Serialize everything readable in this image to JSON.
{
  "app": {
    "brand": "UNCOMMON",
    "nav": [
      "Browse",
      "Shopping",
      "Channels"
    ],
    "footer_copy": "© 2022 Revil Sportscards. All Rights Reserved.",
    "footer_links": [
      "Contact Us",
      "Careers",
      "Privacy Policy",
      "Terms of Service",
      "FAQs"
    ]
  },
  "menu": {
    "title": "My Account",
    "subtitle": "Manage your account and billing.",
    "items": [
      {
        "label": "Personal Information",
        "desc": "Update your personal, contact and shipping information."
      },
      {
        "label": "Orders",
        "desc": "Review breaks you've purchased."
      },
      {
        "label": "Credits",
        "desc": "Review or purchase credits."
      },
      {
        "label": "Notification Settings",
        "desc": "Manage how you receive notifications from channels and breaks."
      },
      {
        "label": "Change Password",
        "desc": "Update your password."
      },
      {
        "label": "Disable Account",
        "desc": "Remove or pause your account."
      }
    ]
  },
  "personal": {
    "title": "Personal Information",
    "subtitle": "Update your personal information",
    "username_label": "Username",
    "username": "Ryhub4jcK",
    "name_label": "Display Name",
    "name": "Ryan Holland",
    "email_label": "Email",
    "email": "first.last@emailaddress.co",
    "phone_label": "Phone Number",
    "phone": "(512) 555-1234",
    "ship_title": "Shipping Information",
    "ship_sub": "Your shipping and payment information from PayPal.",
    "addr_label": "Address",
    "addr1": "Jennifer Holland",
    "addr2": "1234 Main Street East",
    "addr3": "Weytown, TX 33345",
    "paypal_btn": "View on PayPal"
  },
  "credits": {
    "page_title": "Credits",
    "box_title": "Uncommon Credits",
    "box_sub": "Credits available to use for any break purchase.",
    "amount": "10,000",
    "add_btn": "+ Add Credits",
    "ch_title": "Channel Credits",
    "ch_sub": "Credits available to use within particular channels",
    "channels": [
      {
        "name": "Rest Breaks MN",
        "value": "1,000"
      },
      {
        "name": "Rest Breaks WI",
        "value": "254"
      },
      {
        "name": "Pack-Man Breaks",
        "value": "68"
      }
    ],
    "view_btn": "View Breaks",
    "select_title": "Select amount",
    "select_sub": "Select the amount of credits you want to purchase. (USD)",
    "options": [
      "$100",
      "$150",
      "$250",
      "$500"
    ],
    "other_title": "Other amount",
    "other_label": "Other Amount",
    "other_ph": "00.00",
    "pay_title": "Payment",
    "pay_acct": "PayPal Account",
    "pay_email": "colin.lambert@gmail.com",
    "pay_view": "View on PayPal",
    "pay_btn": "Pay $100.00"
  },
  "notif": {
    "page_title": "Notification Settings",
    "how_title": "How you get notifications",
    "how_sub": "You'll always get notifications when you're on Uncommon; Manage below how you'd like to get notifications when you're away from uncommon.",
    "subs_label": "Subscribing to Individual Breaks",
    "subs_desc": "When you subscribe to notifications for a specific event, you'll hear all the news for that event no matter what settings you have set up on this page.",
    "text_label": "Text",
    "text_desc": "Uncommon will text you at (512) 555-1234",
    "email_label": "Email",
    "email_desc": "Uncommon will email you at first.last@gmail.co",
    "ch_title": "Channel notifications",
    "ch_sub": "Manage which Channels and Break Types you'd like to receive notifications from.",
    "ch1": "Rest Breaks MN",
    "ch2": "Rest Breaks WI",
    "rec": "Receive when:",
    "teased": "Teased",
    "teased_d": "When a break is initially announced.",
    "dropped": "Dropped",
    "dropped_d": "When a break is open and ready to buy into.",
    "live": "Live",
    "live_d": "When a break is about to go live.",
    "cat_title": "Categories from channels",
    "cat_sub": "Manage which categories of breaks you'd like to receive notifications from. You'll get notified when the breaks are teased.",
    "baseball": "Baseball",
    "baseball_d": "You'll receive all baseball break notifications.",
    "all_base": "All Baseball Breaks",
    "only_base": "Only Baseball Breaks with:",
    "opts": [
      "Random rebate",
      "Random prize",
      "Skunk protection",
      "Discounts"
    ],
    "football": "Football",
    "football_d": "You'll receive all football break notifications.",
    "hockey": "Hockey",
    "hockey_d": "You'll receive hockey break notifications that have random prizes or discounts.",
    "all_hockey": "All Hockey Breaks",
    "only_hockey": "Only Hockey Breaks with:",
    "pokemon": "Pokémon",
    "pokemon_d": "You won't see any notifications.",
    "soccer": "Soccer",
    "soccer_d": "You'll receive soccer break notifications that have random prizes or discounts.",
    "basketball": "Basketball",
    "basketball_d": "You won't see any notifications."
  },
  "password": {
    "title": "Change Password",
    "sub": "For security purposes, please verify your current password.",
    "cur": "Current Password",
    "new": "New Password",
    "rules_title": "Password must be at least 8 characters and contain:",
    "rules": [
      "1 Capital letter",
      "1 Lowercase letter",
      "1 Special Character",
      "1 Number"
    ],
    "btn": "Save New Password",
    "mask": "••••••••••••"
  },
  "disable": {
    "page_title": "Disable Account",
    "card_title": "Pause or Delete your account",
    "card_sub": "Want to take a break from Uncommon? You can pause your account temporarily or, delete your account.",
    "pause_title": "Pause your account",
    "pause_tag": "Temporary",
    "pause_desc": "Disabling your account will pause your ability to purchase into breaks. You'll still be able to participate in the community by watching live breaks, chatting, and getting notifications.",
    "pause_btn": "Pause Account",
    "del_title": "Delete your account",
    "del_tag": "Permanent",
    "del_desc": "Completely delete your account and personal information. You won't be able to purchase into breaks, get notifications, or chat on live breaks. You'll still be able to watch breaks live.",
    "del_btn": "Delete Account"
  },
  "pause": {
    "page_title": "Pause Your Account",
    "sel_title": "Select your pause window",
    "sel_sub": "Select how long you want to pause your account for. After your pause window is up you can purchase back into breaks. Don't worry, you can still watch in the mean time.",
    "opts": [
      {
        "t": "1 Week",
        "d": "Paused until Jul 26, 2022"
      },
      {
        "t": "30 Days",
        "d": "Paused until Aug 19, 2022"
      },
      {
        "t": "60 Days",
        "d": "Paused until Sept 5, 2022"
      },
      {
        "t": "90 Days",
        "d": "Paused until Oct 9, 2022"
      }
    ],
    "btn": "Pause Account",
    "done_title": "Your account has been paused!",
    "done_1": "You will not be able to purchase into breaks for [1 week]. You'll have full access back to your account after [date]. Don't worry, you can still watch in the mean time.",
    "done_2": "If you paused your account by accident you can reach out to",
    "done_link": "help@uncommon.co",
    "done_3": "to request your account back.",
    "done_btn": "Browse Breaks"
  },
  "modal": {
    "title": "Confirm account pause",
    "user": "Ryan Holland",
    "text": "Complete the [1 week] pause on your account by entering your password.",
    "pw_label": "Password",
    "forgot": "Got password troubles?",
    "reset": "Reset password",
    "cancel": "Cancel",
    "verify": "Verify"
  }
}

————

● SET PROBLEM:
Print the material once more, exactly.

● RESULT:
Serialize everything readable in this image to JSON.
{
  "app": {
    "brand": "UNCOMMON",
    "nav": [
      "Browse",
      "Shopping",
      "Channels"
    ],
    "footer_copy": "© 2022 Revil Sportscards. All Rights Reserved.",
    "footer_links": [
      "Contact Us",
      "Careers",
      "Privacy Policy",
      "Terms of Service",
      "FAQs"
    ]
  },
  "menu": {
    "title": "My Account",
    "subtitle": "Manage your account and billing.",
    "items": [
      {
        "label": "Personal Information",
        "desc": "Update your personal, contact and shipping information."
      },
      {
        "label": "Orders",
        "desc": "Review breaks you've purchased."
      },
      {
        "label": "Credits",
        "desc": "Review or purchase credits."
      },
      {
        "label": "Notification Settings",
        "desc": "Manage how you receive notifications from channels and breaks."
      },
      {
        "label": "Change Password",
        "desc": "Update your password."
      },
      {
        "label": "Disable Account",
        "desc": "Remove or pause your account."
      }
    ]
  },
  "personal": {
    "title": "Personal Information",
    "subtitle": "Update your personal information",
    "username_label": "Username",
    "username": "Ryhub4jcK",
    "name_label": "Display Name",
    "name": "Ryan Holland",
    "email_label": "Email",
    "email": "first.last@emailaddress.co",
    "phone_label": "Phone Number",
    "phone": "(512) 555-1234",
    "ship_title": "Shipping Information",
    "ship_sub": "Your shipping and payment information from PayPal.",
    "addr_label": "Address",
    "addr1": "Jennifer Holland",
    "addr2": "1234 Main Street East",
    "addr3": "Weytown, TX 33345",
    "paypal_btn": "View on PayPal"
  },
  "credits": {
    "page_title": "Credits",
    "box_title": "Uncommon Credits",
    "box_sub": "Credits available to use for any break purchase.",
    "amount": "10,000",
    "add_btn": "+ Add Credits",
    "ch_title": "Channel Credits",
    "ch_sub": "Credits available to use within particular channels",
    "channels": [
      {
        "name": "Rest Breaks MN",
        "value": "1,000"
      },
      {
        "name": "Rest Breaks WI",
        "value": "254"
      },
      {
        "name": "Pack-Man Breaks",
        "value": "68"
      }
    ],
    "view_btn": "View Breaks",
    "select_title": "Select amount",
    "select_sub": "Select the amount of credits you want to purchase. (USD)",
    "options": [
      "$100",
      "$150",
      "$250",
      "$500"
    ],
    "other_title": "Other amount",
    "other_label": "Other Amount",
    "other_ph": "00.00",
    "pay_title": "Payment",
    "pay_acct": "PayPal Account",
    "pay_email": "colin.lambert@gmail.com",
    "pay_view": "View on PayPal",
    "pay_btn": "Pay $100.00"
  },
  "notif": {
    "page_title": "Notification Settings",
    "how_title": "How you get notifications",
    "how_sub": "You'll always get notifications when you're on Uncommon; Manage below how you'd like to get notifications when you're away from uncommon.",
    "subs_label": "Subscribing to Individual Breaks",
    "subs_desc": "When you subscribe to notifications for a specific event, you'll hear all the news for that event no matter what settings you have set up on this page.",
    "text_label": "Text",
    "text_desc": "Uncommon will text you at (512) 555-1234",
    "email_label": "Email",
    "email_desc": "Uncommon will email you at first.last@gmail.co",
    "ch_title": "Channel notifications",
    "ch_sub": "Manage which Channels and Break Types you'd like to receive notifications from.",
    "ch1": "Rest Breaks MN",
    "ch2": "Rest Breaks WI",
    "rec": "Receive when:",
    "teased": "Teased",
    "teased_d": "When a break is initially announced.",
    "dropped": "Dropped",
    "dropped_d": "When a break is open and ready to buy into.",
    "live": "Live",
    "live_d": "When a break is about to go live.",
    "cat_title": "Categories from channels",
    "cat_sub": "Manage which categories of breaks you'd like to receive notifications from. You'll get notified when the breaks are teased.",
    "baseball": "Baseball",
    "baseball_d": "You'll receive all baseball break notifications.",
    "all_base": "All Baseball Breaks",
    "only_base": "Only Baseball Breaks with:",
    "opts": [
      "Random rebate",
      "Random prize",
      "Skunk protection",
      "Discounts"
    ],
    "football": "Football",
    "football_d": "You'll receive all football break notifications.",
    "hockey": "Hockey",
    "hockey_d": "You'll receive hockey break notifications that have random prizes or discounts.",
    "all_hockey": "All Hockey Breaks",
    "only_hockey": "Only Hockey Breaks with:",
    "pokemon": "Pokémon",
    "pokemon_d": "You won't see any notifications.",
    "soccer": "Soccer",
    "soccer_d": "You'll receive soccer break notifications that have random prizes or discounts.",
    "basketball": "Basketball",
    "basketball_d": "You won't see any notifications."
  },
  "password": {
    "title": "Change Password",
    "sub": "For security purposes, please verify your current password.",
    "cur": "Current Password",
    "new": "New Password",
    "rules_title": "Password must be at least 8 characters and contain:",
    "rules": [
      "1 Capital letter",
      "1 Lowercase letter",
      "1 Special Character",
      "1 Number"
    ],
    "btn": "Save New Password",
    "mask": "••••••••••••"
  },
  "disable": {
    "page_title": "Disable Account",
    "card_title": "Pause or Delete your account",
    "card_sub": "Want to take a break from Uncommon? You can pause your account temporarily or, delete your account.",
    "pause_title": "Pause your account",
    "pause_tag": "Temporary",
    "pause_desc": "Disabling your account will pause your ability to purchase into breaks. You'll still be able to participate in the community by watching live breaks, chatting, and getting notifications.",
    "pause_btn": "Pause Account",
    "del_title": "Delete your account",
    "del_tag": "Permanent",
    "del_desc": "Completely delete your account and personal information. You won't be able to purchase into breaks, get notifications, or chat on live breaks. You'll still be able to watch breaks live.",
    "del_btn": "Delete Account"
  },
  "pause": {
    "page_title": "Pause Your Account",
    "sel_title": "Select your pause window",
    "sel_sub": "Select how long you want to pause your account for. After your pause window is up you can purchase back into breaks. Don't worry, you can still watch in the mean time.",
    "opts": [
      {
        "t": "1 Week",
        "d": "Paused until Jul 26, 2022"
      },
      {
        "t": "30 Days",
        "d": "Paused until Aug 19, 2022"
      },
      {
        "t": "60 Days",
        "d": "Paused until Sept 5, 2022"
      },
      {
        "t": "90 Days",
        "d": "Paused until Oct 9, 2022"
      }
    ],
    "btn": "Pause Account",
    "done_title": "Your account has been paused!",
    "done_1": "You will not be able to purchase into breaks for [1 week]. You'll have full access back to your account after [date]. Don't worry, you can still watch in the mean time.",
    "done_2": "If you paused your account by accident you can reach out to",
    "done_link": "help@uncommon.co",
    "done_3": "to request your account back.",
    "done_btn": "Browse Breaks"
  },
  "modal": {
    "title": "Confirm account pause",
    "user": "Ryan Holland",
    "text": "Complete the [1 week] pause on your account by entering your password.",
    "pw_label": "Password",
    "forgot": "Got password troubles?",
    "reset": "Reset password",
    "cancel": "Cancel",
    "verify": "Verify"
  }
}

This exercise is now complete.